(Stored data entries)
###

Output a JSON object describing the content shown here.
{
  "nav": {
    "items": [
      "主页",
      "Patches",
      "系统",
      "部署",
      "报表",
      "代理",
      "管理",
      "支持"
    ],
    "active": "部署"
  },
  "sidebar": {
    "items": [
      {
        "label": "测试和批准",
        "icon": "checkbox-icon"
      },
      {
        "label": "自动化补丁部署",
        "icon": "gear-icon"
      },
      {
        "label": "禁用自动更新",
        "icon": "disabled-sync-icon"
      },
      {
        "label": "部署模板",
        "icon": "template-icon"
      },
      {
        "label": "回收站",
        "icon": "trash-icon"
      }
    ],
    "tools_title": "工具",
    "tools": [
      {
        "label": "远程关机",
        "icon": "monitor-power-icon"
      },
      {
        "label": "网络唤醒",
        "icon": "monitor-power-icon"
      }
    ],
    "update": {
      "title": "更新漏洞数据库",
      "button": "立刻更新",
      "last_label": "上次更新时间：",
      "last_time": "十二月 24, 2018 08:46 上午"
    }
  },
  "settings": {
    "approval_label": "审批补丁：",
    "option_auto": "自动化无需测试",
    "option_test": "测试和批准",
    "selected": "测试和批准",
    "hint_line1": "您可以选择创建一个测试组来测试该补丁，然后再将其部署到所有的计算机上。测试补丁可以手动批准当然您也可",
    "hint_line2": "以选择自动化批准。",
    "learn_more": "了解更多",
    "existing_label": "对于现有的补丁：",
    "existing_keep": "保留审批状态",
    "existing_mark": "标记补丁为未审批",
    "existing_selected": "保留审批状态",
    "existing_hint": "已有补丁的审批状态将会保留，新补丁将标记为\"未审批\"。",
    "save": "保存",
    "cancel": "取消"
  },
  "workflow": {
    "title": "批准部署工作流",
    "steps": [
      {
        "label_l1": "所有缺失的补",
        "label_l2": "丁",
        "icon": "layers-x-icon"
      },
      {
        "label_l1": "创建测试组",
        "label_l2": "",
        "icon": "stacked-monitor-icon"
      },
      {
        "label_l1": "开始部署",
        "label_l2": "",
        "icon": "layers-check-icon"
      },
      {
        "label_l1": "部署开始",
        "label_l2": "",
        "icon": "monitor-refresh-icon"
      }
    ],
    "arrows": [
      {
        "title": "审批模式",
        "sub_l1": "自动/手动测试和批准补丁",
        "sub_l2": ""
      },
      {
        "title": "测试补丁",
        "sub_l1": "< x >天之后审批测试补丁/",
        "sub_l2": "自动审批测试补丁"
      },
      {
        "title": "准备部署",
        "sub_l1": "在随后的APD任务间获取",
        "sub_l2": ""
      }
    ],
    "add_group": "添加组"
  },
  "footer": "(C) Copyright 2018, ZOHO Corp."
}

###

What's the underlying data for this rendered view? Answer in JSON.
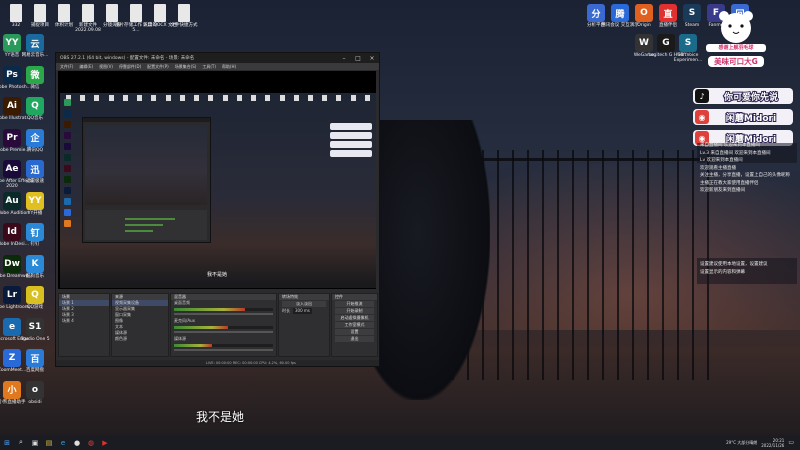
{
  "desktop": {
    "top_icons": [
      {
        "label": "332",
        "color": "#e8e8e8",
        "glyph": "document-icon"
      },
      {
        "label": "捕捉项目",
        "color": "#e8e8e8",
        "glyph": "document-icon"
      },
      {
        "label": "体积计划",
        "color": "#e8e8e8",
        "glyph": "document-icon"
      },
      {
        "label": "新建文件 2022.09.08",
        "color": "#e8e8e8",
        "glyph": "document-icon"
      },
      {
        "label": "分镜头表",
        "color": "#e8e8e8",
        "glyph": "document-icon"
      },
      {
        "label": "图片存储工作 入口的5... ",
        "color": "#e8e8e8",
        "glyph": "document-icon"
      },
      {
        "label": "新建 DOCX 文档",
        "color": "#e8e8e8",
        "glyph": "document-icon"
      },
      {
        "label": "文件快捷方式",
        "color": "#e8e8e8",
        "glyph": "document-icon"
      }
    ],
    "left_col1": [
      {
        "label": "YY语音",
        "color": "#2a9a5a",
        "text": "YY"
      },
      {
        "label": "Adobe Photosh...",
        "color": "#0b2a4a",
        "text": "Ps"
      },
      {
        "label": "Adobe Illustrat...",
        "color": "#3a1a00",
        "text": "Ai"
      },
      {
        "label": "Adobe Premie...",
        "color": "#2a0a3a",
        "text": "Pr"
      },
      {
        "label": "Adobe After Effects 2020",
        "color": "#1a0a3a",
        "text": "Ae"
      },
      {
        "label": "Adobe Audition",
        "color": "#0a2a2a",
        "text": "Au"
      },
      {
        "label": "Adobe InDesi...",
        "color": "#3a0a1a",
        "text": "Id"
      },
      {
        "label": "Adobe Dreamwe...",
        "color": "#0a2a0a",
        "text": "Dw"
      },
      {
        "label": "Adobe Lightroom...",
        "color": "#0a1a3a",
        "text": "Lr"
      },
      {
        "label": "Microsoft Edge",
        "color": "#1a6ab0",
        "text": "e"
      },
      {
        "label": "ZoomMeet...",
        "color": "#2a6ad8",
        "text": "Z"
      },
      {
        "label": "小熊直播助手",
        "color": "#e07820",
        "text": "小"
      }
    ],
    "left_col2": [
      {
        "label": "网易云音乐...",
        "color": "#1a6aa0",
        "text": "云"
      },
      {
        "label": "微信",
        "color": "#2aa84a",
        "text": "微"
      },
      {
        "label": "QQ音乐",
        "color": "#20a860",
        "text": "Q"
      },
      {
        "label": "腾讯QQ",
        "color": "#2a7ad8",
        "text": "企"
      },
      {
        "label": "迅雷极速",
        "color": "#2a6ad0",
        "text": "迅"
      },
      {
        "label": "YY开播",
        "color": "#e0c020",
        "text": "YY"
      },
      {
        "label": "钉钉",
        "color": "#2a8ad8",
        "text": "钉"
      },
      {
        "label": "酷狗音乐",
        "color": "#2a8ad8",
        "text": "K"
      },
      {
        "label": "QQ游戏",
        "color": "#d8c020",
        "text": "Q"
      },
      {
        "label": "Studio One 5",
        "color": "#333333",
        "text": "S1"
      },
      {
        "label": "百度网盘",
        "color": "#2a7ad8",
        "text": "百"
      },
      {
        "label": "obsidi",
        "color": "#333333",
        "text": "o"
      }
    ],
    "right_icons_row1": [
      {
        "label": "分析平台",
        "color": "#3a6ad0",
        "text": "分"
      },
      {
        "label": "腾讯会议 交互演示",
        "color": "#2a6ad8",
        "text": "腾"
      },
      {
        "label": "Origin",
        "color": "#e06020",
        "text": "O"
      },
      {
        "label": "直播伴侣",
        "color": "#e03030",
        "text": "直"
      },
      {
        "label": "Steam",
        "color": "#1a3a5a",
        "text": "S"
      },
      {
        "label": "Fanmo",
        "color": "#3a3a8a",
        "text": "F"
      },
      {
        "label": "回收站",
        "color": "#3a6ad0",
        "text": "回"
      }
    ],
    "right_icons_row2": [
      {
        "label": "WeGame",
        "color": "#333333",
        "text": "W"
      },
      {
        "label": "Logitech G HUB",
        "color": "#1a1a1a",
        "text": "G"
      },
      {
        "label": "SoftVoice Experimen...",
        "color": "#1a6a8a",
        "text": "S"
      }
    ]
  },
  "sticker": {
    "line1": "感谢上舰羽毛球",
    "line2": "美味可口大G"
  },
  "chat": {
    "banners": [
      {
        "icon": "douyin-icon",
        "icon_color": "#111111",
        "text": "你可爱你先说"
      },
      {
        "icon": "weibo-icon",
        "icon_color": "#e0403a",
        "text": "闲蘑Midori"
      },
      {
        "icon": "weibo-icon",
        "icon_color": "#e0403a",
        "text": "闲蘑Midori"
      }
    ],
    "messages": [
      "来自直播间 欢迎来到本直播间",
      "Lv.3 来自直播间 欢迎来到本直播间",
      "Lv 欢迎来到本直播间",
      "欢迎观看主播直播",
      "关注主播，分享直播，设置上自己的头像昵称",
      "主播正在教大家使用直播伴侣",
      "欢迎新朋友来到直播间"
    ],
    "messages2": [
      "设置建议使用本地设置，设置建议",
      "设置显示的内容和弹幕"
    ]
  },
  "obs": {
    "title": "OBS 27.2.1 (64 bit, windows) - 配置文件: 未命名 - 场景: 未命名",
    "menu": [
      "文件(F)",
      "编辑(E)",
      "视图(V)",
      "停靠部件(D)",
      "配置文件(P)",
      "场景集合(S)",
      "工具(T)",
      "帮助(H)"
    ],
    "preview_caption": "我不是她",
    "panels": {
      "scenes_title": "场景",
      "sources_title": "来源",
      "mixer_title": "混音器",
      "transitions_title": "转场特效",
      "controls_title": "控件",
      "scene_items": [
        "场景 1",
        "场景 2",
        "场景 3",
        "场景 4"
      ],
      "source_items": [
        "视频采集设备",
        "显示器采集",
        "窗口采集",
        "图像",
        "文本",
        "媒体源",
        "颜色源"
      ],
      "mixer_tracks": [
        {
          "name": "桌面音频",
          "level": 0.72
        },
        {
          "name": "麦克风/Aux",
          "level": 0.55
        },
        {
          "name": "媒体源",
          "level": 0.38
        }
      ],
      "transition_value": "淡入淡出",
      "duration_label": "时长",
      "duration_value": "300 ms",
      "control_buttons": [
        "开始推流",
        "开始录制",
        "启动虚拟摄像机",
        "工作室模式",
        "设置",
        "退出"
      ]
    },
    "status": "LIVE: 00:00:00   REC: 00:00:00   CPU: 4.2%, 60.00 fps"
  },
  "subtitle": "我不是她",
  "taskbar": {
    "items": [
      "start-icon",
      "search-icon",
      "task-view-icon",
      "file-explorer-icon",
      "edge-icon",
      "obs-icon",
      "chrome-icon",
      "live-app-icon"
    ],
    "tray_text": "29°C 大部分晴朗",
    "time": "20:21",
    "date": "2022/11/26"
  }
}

###

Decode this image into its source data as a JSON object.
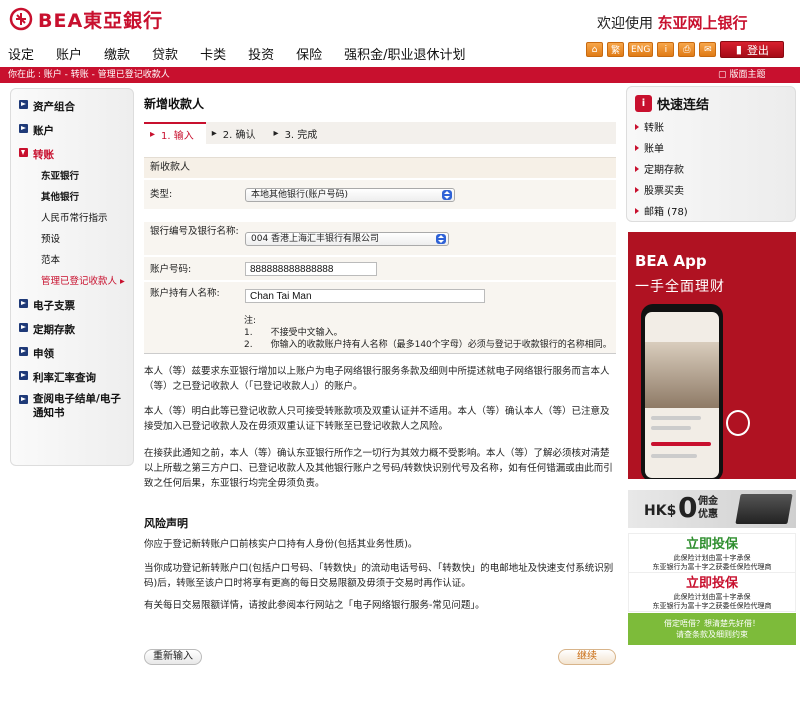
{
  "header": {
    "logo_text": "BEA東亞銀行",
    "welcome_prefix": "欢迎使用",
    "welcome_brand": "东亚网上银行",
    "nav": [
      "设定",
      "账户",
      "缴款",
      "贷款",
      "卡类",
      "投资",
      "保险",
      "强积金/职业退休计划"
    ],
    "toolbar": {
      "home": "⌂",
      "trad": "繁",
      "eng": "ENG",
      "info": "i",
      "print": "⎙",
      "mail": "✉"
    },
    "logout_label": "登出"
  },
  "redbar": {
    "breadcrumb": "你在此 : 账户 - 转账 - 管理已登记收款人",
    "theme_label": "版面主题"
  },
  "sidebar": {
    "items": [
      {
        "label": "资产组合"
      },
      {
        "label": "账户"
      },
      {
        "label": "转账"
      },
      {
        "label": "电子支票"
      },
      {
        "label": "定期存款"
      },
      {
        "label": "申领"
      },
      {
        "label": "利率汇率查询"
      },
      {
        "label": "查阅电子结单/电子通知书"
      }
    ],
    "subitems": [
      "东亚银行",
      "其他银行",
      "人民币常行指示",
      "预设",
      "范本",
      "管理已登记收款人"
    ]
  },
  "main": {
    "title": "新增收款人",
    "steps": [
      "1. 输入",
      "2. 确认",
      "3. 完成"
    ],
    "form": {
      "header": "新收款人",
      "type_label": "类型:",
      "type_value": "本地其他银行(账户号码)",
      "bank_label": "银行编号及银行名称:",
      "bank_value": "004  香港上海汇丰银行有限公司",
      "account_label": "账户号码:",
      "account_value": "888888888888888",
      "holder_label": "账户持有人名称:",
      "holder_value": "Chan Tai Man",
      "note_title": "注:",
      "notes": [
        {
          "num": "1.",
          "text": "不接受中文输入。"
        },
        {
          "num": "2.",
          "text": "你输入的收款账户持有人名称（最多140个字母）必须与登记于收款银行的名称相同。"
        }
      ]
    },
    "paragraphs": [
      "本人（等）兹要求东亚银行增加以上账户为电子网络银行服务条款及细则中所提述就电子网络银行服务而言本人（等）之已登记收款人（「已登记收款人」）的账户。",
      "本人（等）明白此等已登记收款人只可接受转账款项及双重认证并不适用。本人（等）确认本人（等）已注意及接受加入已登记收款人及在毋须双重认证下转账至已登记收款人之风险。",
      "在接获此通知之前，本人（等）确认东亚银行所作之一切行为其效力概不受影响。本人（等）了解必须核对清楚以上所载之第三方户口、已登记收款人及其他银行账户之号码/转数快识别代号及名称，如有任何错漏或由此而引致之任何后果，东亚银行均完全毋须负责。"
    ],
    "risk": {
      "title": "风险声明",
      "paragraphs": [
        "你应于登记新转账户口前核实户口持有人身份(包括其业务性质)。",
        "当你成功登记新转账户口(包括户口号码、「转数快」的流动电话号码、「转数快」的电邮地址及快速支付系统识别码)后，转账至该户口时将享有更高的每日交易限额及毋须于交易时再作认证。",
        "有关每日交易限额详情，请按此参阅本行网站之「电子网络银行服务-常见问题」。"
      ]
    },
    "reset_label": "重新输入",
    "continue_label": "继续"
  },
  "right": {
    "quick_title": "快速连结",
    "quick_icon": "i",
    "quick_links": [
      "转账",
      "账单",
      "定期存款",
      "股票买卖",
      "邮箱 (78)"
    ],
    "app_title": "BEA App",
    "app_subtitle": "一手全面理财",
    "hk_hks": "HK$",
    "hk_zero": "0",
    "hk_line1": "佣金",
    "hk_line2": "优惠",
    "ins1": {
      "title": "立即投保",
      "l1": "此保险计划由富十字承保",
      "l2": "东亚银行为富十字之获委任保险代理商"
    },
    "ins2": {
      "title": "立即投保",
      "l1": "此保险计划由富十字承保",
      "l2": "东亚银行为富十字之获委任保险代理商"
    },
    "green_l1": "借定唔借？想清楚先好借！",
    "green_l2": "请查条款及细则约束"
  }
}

###

= TASK OBJECTIVE =
In the records above, how many lines include "管理已登记收款人"? Give that number and nothing more.

= EXERCISE ANSWER =
2